• Work to be completed:
Answer with one number: how many lines have "مورخ".

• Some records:
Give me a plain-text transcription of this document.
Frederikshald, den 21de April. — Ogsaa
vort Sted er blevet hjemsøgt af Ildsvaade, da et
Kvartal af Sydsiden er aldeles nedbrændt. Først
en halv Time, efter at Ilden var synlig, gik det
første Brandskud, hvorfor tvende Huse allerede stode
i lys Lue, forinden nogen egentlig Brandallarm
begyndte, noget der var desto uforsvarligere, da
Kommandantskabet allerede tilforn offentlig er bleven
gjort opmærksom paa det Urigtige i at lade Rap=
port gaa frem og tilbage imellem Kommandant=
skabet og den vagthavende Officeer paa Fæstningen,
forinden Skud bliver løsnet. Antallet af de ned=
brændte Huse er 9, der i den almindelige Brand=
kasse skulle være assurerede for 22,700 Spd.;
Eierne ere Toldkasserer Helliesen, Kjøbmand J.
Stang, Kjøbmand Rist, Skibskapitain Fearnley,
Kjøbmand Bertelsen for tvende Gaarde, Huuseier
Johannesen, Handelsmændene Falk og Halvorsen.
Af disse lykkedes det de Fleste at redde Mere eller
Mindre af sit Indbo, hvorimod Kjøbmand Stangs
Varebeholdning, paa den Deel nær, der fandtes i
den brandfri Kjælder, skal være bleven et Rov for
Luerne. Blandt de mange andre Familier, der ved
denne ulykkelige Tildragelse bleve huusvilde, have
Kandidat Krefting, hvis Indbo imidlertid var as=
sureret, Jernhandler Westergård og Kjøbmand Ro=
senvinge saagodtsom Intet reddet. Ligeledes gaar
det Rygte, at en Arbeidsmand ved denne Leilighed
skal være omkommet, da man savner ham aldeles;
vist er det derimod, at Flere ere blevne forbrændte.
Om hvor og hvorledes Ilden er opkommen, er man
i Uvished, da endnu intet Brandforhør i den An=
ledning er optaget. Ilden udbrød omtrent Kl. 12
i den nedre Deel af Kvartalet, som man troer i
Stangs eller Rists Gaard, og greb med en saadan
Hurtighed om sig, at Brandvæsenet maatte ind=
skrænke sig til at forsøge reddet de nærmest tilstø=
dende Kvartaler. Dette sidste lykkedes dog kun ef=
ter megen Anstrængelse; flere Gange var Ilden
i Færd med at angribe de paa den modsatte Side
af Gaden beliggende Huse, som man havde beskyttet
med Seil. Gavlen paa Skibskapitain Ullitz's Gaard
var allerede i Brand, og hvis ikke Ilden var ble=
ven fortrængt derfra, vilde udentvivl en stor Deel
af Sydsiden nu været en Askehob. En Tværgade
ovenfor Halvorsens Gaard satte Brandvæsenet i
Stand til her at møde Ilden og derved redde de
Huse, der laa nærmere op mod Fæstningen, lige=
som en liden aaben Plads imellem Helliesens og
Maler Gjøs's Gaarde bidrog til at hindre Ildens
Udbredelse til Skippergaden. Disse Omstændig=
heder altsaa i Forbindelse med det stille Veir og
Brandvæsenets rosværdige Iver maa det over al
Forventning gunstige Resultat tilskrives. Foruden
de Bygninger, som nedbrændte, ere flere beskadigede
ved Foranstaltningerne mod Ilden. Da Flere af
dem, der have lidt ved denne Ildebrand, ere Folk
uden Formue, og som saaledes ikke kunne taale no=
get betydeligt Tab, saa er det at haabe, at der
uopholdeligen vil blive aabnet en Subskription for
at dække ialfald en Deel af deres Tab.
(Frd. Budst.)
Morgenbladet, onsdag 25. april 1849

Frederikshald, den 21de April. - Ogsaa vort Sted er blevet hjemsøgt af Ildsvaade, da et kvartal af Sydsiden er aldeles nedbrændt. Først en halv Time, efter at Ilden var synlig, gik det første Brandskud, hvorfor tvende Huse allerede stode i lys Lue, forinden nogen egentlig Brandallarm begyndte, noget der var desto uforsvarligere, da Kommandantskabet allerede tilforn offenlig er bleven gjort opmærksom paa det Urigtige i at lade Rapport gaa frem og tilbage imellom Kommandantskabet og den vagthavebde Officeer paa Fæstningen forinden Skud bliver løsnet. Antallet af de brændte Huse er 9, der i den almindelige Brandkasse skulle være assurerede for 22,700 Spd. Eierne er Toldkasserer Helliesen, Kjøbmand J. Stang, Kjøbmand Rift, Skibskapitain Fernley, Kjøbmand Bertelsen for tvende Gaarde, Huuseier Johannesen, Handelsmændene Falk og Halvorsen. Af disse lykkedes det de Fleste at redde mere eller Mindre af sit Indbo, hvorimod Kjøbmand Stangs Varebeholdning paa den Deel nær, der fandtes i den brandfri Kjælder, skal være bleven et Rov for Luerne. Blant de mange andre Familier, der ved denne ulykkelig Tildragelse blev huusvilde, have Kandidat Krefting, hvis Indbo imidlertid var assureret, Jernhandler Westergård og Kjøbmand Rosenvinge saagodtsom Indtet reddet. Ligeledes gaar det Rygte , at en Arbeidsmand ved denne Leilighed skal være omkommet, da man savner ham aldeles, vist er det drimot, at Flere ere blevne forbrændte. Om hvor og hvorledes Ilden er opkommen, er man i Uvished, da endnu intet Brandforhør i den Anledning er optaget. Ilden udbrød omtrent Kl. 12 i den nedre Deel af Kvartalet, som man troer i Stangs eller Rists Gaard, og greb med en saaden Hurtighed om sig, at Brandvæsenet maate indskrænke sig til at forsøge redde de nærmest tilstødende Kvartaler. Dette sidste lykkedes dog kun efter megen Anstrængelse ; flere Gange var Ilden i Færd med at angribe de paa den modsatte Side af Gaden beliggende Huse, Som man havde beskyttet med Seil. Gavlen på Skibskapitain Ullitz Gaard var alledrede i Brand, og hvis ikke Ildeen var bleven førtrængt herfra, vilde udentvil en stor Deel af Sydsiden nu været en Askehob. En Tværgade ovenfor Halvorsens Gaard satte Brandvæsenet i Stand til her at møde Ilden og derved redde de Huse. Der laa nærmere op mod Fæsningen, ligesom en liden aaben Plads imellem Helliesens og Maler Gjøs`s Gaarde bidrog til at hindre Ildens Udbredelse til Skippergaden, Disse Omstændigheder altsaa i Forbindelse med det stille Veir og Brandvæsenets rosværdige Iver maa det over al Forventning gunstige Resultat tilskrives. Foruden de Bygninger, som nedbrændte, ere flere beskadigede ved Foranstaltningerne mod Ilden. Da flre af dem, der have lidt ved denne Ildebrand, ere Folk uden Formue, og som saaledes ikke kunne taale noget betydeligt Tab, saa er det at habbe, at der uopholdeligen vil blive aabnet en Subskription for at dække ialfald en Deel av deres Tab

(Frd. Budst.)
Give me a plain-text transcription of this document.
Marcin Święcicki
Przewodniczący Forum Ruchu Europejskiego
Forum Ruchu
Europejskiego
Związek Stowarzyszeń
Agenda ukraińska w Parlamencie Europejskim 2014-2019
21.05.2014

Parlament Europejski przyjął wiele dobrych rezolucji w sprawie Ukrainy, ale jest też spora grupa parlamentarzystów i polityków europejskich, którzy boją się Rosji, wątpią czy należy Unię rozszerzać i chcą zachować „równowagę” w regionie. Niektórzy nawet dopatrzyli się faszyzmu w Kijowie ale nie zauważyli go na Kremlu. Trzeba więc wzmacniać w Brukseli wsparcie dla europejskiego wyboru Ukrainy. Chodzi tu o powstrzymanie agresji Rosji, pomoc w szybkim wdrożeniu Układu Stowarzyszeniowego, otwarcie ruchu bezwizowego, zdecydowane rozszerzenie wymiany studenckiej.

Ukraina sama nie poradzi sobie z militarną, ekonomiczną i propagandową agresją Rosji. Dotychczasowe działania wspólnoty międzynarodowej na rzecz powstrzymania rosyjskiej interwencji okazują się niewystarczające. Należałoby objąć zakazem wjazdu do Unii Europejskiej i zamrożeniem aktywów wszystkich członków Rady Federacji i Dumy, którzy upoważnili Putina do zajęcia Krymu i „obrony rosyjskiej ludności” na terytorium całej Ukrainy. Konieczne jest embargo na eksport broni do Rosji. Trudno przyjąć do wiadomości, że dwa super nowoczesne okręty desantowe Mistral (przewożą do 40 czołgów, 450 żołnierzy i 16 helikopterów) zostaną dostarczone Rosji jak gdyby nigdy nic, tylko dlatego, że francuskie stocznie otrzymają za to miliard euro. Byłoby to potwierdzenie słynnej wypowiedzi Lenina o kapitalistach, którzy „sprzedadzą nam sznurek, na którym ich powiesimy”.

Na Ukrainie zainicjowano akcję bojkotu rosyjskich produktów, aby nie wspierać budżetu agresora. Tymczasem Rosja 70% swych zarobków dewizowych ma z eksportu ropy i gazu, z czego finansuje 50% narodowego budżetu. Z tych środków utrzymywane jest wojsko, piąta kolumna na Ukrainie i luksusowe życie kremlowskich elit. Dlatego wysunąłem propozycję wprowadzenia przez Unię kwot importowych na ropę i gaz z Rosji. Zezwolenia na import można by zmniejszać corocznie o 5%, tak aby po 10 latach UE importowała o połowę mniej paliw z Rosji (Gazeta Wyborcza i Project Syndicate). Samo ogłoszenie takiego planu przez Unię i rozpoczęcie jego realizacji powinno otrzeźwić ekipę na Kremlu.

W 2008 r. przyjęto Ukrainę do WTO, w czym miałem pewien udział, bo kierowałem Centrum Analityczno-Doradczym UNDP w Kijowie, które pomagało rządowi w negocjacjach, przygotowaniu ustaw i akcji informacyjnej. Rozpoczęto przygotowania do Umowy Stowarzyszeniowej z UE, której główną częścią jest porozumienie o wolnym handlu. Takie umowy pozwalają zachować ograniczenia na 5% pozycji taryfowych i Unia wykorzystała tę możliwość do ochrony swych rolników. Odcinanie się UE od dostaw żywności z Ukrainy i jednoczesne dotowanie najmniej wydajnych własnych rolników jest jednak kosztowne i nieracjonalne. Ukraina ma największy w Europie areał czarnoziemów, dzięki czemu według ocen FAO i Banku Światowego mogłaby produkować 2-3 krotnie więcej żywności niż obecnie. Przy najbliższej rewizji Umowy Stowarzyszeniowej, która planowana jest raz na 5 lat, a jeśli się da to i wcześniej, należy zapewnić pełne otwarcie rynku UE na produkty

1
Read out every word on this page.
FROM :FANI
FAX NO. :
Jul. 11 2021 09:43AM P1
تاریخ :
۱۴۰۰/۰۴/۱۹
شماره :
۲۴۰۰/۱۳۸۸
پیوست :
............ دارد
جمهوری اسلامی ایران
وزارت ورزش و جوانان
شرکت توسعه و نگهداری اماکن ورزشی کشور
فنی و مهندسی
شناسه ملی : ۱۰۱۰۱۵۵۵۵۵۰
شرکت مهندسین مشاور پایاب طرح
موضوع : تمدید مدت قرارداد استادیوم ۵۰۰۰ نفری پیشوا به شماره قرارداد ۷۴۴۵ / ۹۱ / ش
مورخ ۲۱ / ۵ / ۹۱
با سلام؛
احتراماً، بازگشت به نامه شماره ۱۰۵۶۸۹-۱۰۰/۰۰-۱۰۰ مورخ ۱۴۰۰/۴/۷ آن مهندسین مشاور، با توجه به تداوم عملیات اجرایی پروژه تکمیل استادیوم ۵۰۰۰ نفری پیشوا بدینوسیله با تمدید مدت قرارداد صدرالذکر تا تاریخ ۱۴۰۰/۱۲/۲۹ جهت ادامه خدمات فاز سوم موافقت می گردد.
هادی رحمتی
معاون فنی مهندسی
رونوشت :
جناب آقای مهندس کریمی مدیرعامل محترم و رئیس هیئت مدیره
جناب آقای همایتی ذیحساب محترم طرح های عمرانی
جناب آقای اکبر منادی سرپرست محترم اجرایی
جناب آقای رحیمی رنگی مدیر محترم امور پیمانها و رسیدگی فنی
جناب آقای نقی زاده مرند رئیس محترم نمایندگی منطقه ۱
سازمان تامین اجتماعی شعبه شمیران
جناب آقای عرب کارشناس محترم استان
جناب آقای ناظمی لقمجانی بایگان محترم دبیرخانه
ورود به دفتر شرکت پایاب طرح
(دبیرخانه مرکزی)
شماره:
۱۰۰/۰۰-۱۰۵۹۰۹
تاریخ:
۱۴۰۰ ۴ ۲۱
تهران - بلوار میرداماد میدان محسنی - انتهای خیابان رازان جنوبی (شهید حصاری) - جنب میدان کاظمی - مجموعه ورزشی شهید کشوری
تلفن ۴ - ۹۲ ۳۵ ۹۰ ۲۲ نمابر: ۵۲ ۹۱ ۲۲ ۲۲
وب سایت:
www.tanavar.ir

• Problem solution:
2